- Goal: Search the material for the string "阻燃漏泄电缆", then report how many lines hold it, with no other text.

(Recorded data)
▶

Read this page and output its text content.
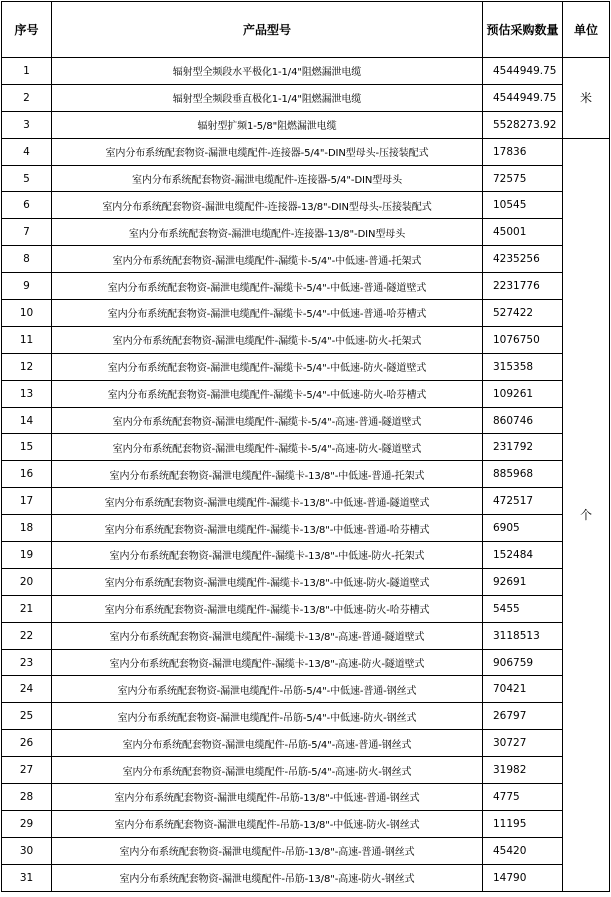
序号	产品型号	预估采购数量	单位
1	辐射型全频段水平极化1-1/4"阻燃漏泄电缆	4544949.75	米
2	辐射型全频段垂直极化1-1/4"阻燃漏泄电缆	4544949.75	
3	辐射型扩频1-5/8"阻燃漏泄电缆	5528273.92	
4	室内分布系统配套物资-漏泄电缆配件-连接器-5/4"-DIN型母头-压接装配式	17836	个
5	室内分布系统配套物资-漏泄电缆配件-连接器-5/4"-DIN型母头	72575	
6	室内分布系统配套物资-漏泄电缆配件-连接器-13/8"-DIN型母头-压接装配式	10545	
7	室内分布系统配套物资-漏泄电缆配件-连接器-13/8"-DIN型母头	45001	
8	室内分布系统配套物资-漏泄电缆配件-漏缆卡-5/4"-中低速-普通-托架式	4235256	
9	室内分布系统配套物资-漏泄电缆配件-漏缆卡-5/4"-中低速-普通-隧道壁式	2231776	
10	室内分布系统配套物资-漏泄电缆配件-漏缆卡-5/4"-中低速-普通-哈芬槽式	527422	
11	室内分布系统配套物资-漏泄电缆配件-漏缆卡-5/4"-中低速-防火-托架式	1076750	
12	室内分布系统配套物资-漏泄电缆配件-漏缆卡-5/4"-中低速-防火-隧道壁式	315358	
13	室内分布系统配套物资-漏泄电缆配件-漏缆卡-5/4"-中低速-防火-哈芬槽式	109261	
14	室内分布系统配套物资-漏泄电缆配件-漏缆卡-5/4"-高速-普通-隧道壁式	860746	
15	室内分布系统配套物资-漏泄电缆配件-漏缆卡-5/4"-高速-防火-隧道壁式	231792	
16	室内分布系统配套物资-漏泄电缆配件-漏缆卡-13/8"-中低速-普通-托架式	885968	
17	室内分布系统配套物资-漏泄电缆配件-漏缆卡-13/8"-中低速-普通-隧道壁式	472517	
18	室内分布系统配套物资-漏泄电缆配件-漏缆卡-13/8"-中低速-普通-哈芬槽式	6905	
19	室内分布系统配套物资-漏泄电缆配件-漏缆卡-13/8"-中低速-防火-托架式	152484	
20	室内分布系统配套物资-漏泄电缆配件-漏缆卡-13/8"-中低速-防火-隧道壁式	92691	
21	室内分布系统配套物资-漏泄电缆配件-漏缆卡-13/8"-中低速-防火-哈芬槽式	5455	
22	室内分布系统配套物资-漏泄电缆配件-漏缆卡-13/8"-高速-普通-隧道壁式	3118513	
23	室内分布系统配套物资-漏泄电缆配件-漏缆卡-13/8"-高速-防火-隧道壁式	906759	
24	室内分布系统配套物资-漏泄电缆配件-吊筋-5/4"-中低速-普通-钢丝式	70421	
25	室内分布系统配套物资-漏泄电缆配件-吊筋-5/4"-中低速-防火-钢丝式	26797	
26	室内分布系统配套物资-漏泄电缆配件-吊筋-5/4"-高速-普通-钢丝式	30727	
27	室内分布系统配套物资-漏泄电缆配件-吊筋-5/4"-高速-防火-钢丝式	31982	
28	室内分布系统配套物资-漏泄电缆配件-吊筋-13/8"-中低速-普通-钢丝式	4775	
29	室内分布系统配套物资-漏泄电缆配件-吊筋-13/8"-中低速-防火-钢丝式	11195	
30	室内分布系统配套物资-漏泄电缆配件-吊筋-13/8"-高速-普通-钢丝式	45420	
31	室内分布系统配套物资-漏泄电缆配件-吊筋-13/8"-高速-防火-钢丝式	14790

◀

- Final answer: 3